=== PROBLEM TO WORK ON ===
In the entries that follow, count each line containing "incorporat" and state the total, nothing more.

Data entries:
########################################
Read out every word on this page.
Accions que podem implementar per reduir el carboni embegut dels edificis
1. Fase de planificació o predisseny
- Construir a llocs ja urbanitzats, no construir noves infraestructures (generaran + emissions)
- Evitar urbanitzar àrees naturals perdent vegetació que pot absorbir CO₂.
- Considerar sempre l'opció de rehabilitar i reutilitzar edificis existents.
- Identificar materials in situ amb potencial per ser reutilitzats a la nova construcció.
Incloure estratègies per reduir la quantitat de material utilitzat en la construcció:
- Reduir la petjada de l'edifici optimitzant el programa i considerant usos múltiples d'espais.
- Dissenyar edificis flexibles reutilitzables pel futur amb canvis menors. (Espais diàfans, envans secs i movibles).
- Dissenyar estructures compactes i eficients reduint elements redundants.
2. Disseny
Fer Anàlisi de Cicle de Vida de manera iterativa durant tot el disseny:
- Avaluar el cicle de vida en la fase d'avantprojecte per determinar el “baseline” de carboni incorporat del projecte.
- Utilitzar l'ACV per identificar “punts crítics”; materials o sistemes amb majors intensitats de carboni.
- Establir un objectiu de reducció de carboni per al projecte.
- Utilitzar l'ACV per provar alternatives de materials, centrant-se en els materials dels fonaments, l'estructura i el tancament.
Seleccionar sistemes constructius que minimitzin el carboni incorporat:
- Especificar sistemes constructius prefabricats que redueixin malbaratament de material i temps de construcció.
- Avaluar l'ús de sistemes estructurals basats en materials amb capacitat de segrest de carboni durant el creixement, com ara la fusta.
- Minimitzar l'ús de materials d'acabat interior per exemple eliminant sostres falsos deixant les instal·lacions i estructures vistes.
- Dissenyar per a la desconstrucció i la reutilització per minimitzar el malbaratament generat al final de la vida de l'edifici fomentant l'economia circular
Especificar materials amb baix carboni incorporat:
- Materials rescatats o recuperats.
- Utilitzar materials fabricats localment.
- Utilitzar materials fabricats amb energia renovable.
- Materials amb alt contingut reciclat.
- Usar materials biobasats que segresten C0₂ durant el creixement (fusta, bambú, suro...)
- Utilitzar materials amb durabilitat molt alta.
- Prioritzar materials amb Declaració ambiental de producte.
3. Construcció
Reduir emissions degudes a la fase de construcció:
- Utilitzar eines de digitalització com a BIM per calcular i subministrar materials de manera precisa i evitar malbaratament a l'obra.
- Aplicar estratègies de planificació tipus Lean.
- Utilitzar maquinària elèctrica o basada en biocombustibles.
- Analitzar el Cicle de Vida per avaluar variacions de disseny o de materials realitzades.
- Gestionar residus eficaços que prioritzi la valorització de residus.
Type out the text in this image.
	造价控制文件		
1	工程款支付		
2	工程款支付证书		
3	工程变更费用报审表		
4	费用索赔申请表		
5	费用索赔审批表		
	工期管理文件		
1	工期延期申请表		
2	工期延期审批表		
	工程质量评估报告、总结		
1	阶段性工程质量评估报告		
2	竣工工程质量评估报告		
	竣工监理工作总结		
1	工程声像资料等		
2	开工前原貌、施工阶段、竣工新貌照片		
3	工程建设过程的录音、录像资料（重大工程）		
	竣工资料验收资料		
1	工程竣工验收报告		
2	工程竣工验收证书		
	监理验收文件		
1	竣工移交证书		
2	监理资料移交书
########################################
=== ANSWER BELOW ===
3